Zitiere aus dem Text über NEXAFS wortgetreu die Passage, die bei „Wird eine Probe“ einsetzt und mit „NEXAFS äußerst oberflächensensitiv.“ schließt.

ZITIERTER TEXT:
○ ○ ○ ○ ○

Wird eine Probe Röntgenstrahlung ausgesetzt, kann diese absorbiert werden. Ist die Photonenenergie höher als die Vakuumenergie, kann ein kernnahes Elektron (z.B. 1s) die Probe verlassen und z.B. im Rahmen einer XPS-Messung erfasst werden. Wählt man jedoch Photonenenergien in der Nähe der Vakuumenergie (daher der Namensteil „Nahkanten“), insbesondere knapp darunter, kann das Elektron die Probe nicht verlassen. Sollte es in diesem Bereich aber unbesetzte Zustände geben, ist eine Anregung dennoch möglich. Solche Anregungen sind Gegenstand von NEXAFS-Untersuchungen. Im Gegensatz zu XPS werden hier nicht direkt die Photoelektronen detektiert, sondern Augerelektronen, die bei der Abregung des Atoms entstehen. Wegen der geringen Ausdringtiefe dieser Elektronen ist NEXAFS äußerst oberflächensensitiv.

Da für NEXAFS-Messungen ein kontinuierliches Röntgenspektrum benötigt wird um die Photonenenergie im Bereich der Kante zu scannen, kann diese Methode nur an Synchrotron Anlagen verwendet werden. Aus diesem Grund fährt ein Team aus unserer Arbeitsgruppe mehrmals jährlich an den Berliner Elektronenspeicherring BESSY II.

Neben der spektroskopischen Information über unbesetzte Zielzustände, kann man sich eine weitere Eigenschaft der Synchrotronstrahlung zunutze machen um Orientierungen von Molekülen zu bestimmen: Die Röntgenstrahlung ist linear polarisiert. Anregungen, wie sie für NEXAFS wichtig sind, werden durch eine vektorielle Größe, das Übergangsdipolmomente, beschrieben. Nur wenn das Übergangsdipolmoment parallel zum E-Feldvektor der Strahlung liegt, erhält man maximale Intensität. Für den Fall einer Vorzugsrichtung von Molekülen auf einer Oberfläche, lässt sich durch Messung des Intensitätsverlaufes bei Variation des Winkels zwischen Probe und Strahl diese Vorzugsausrichtung bestimmen. Das winkelabhängige Verhalten wird Dichroismus genannt. Die Orientierung von Molekülen in Dünnfilmen lässt sich auch mit Beugungsmethoden (siehe XRD) bestimmen, allerdings ist NEXAFS auch in der Lage, dies für nichtkristalline und vor allem für extrem dünne Proben zu tun. Tatsächlich vermag NEXAFS die Orientierung von Molekülen in einer Monolage (nur eine Schicht von Molekülen auf der Oberfläche) zu bestimmen, was von großer Bedeutung für die Grenzflächenphysik ist.

○ ○ ○ ○ ○

DATENSATZAUSZUG:
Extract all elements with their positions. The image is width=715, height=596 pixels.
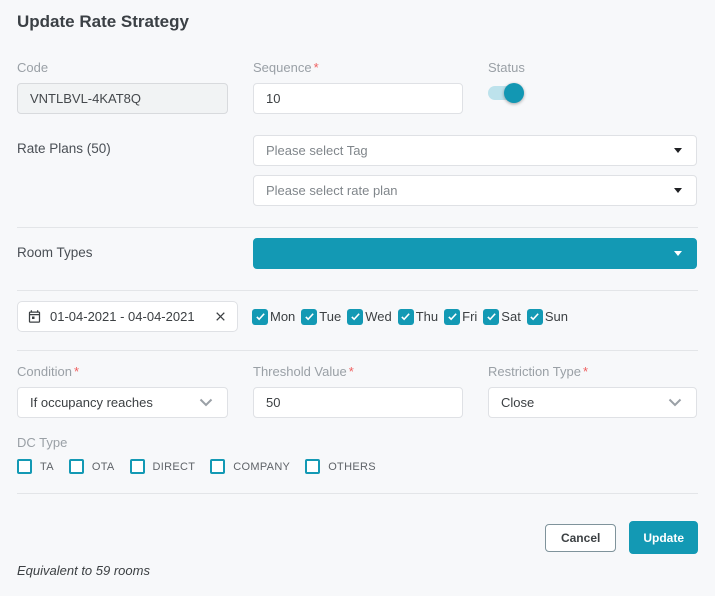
dc-checkbox-company[interactable]: COMPANY	[210, 459, 290, 474]
dc-type-group: DC Type TA OTA DIRECT COMPANY OTHERS	[17, 435, 698, 474]
row-date-days: 01-04-2021 - 04-04-2021 Mon Tue Wed Thu	[17, 301, 698, 332]
divider	[17, 493, 698, 494]
status-label: Status	[488, 60, 525, 75]
required-asterisk: *	[313, 60, 319, 75]
day-checkbox-sat[interactable]: Sat	[483, 308, 521, 325]
date-range-input[interactable]: 01-04-2021 - 04-04-2021	[17, 301, 238, 332]
dc-type-options: TA OTA DIRECT COMPANY OTHERS	[17, 459, 698, 474]
checked-checkbox-icon	[444, 308, 461, 325]
checked-checkbox-icon	[526, 308, 543, 325]
divider	[17, 290, 698, 291]
condition-select[interactable]: If occupancy reaches	[17, 387, 228, 418]
day-checkbox-tue[interactable]: Tue	[301, 308, 341, 325]
rate-plan-select[interactable]: Please select rate plan	[253, 175, 697, 206]
dc-checkbox-others[interactable]: OTHERS	[305, 459, 376, 474]
empty-checkbox-icon	[129, 459, 145, 474]
rate-plans-selects: Please select Tag Please select rate pla…	[253, 135, 697, 206]
required-asterisk: *	[348, 364, 354, 379]
clear-date-icon[interactable]	[214, 310, 227, 323]
empty-checkbox-icon	[68, 459, 84, 474]
update-button[interactable]: Update	[629, 521, 698, 554]
checked-checkbox-icon	[347, 308, 364, 325]
divider	[17, 350, 698, 351]
dc-type-label: DC Type	[17, 435, 68, 450]
row-code-sequence-status: Code Sequence* Status	[17, 60, 698, 114]
sequence-field-group: Sequence *	[253, 60, 463, 114]
dc-checkbox-ota[interactable]: OTA	[68, 459, 115, 474]
divider	[17, 227, 698, 228]
row-room-types: Room Types	[17, 238, 698, 269]
row-condition: Condition * If occupancy reaches Threshol…	[17, 364, 698, 418]
dc-checkbox-direct[interactable]: DIRECT	[129, 459, 196, 474]
update-rate-strategy-form: Update Rate Strategy Code Sequence* Stat…	[17, 12, 698, 578]
form-actions: Cancel Update	[17, 521, 698, 554]
restriction-type-select[interactable]: Close	[488, 387, 697, 418]
row-rate-plans: Rate Plans (50) Please select Tag Please…	[17, 135, 698, 206]
calendar-icon	[27, 309, 42, 324]
day-checkbox-mon[interactable]: Mon	[252, 308, 295, 325]
condition-label: Condition *	[17, 364, 79, 379]
day-checkbox-wed[interactable]: Wed	[347, 308, 392, 325]
status-toggle[interactable]	[488, 83, 524, 103]
room-types-select-wrap	[253, 238, 697, 269]
code-field-group: Code	[17, 60, 228, 114]
restriction-field-group: Restriction Type * Close	[488, 364, 697, 418]
checked-checkbox-icon	[252, 308, 268, 325]
checked-checkbox-icon	[397, 308, 414, 325]
cancel-button[interactable]: Cancel	[544, 523, 617, 552]
room-types-label: Room Types	[17, 245, 93, 260]
day-checkbox-fri[interactable]: Fri	[444, 308, 477, 325]
toggle-knob	[504, 83, 524, 103]
day-checkbox-group: Mon Tue Wed Thu Fri Sat	[252, 308, 574, 325]
dc-checkbox-ta[interactable]: TA	[17, 459, 54, 474]
sequence-label: Sequence *	[253, 60, 319, 75]
caret-down-icon	[674, 148, 682, 153]
threshold-field-group: Threshold Value *	[253, 364, 463, 418]
empty-checkbox-icon	[210, 459, 226, 474]
restriction-type-label: Restriction Type *	[488, 364, 589, 379]
checked-checkbox-icon	[483, 308, 500, 325]
empty-checkbox-icon	[305, 459, 321, 474]
code-input	[17, 83, 228, 114]
room-types-select[interactable]	[253, 238, 697, 269]
day-checkbox-thu[interactable]: Thu	[397, 308, 438, 325]
page-title: Update Rate Strategy	[17, 12, 189, 31]
required-asterisk: *	[582, 364, 589, 379]
chevron-down-icon	[668, 398, 682, 407]
condition-field-group: Condition * If occupancy reaches	[17, 364, 228, 418]
rate-plan-select-placeholder: Please select rate plan	[266, 183, 398, 198]
checked-checkbox-icon	[301, 308, 318, 325]
empty-checkbox-icon	[17, 459, 32, 474]
threshold-input[interactable]	[253, 387, 463, 418]
condition-selected-value: If occupancy reaches	[30, 395, 153, 410]
caret-down-icon	[674, 188, 682, 193]
equivalent-rooms-note: Equivalent to 59 rooms	[17, 563, 150, 578]
rate-plans-label: Rate Plans (50)	[17, 141, 111, 156]
sequence-input[interactable]	[253, 83, 463, 114]
threshold-label: Threshold Value *	[253, 364, 354, 379]
day-checkbox-sun[interactable]: Sun	[526, 308, 568, 325]
chevron-down-icon	[199, 398, 213, 407]
tag-select[interactable]: Please select Tag	[253, 135, 697, 166]
status-field-group: Status	[488, 60, 697, 114]
restriction-selected-value: Close	[501, 395, 535, 410]
tag-select-placeholder: Please select Tag	[266, 143, 368, 158]
code-label: Code	[17, 60, 49, 75]
caret-down-icon	[674, 251, 682, 256]
date-range-value: 01-04-2021 - 04-04-2021	[50, 309, 195, 324]
required-asterisk: *	[73, 364, 79, 379]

○ ○ ○ ○ ○

BEARBEITETE AUFGABE:
Wird eine Probe Röntgenstrahlung ausgesetzt, kann diese absorbiert werden. Ist die Photonenenergie höher als die Vakuumenergie, kann ein kernnahes Elektron (z.B. 1s) die Probe verlassen und z.B. im Rahmen einer XPS-Messung erfasst werden. Wählt man jedoch Photonenenergien in der Nähe der Vakuumenergie (daher der Namensteil „Nahkanten“), insbesondere knapp darunter, kann das Elektron die Probe nicht verlassen. Sollte es in diesem Bereich aber unbesetzte Zustände geben, ist eine Anregung dennoch möglich. Solche Anregungen sind Gegenstand von NEXAFS-Untersuchungen. Im Gegensatz zu XPS werden hier nicht direkt die Photoelektronen detektiert, sondern Augerelektronen, die bei der Abregung des Atoms entstehen. Wegen der geringen Ausdringtiefe dieser Elektronen ist NEXAFS äußerst oberflächensensitiv.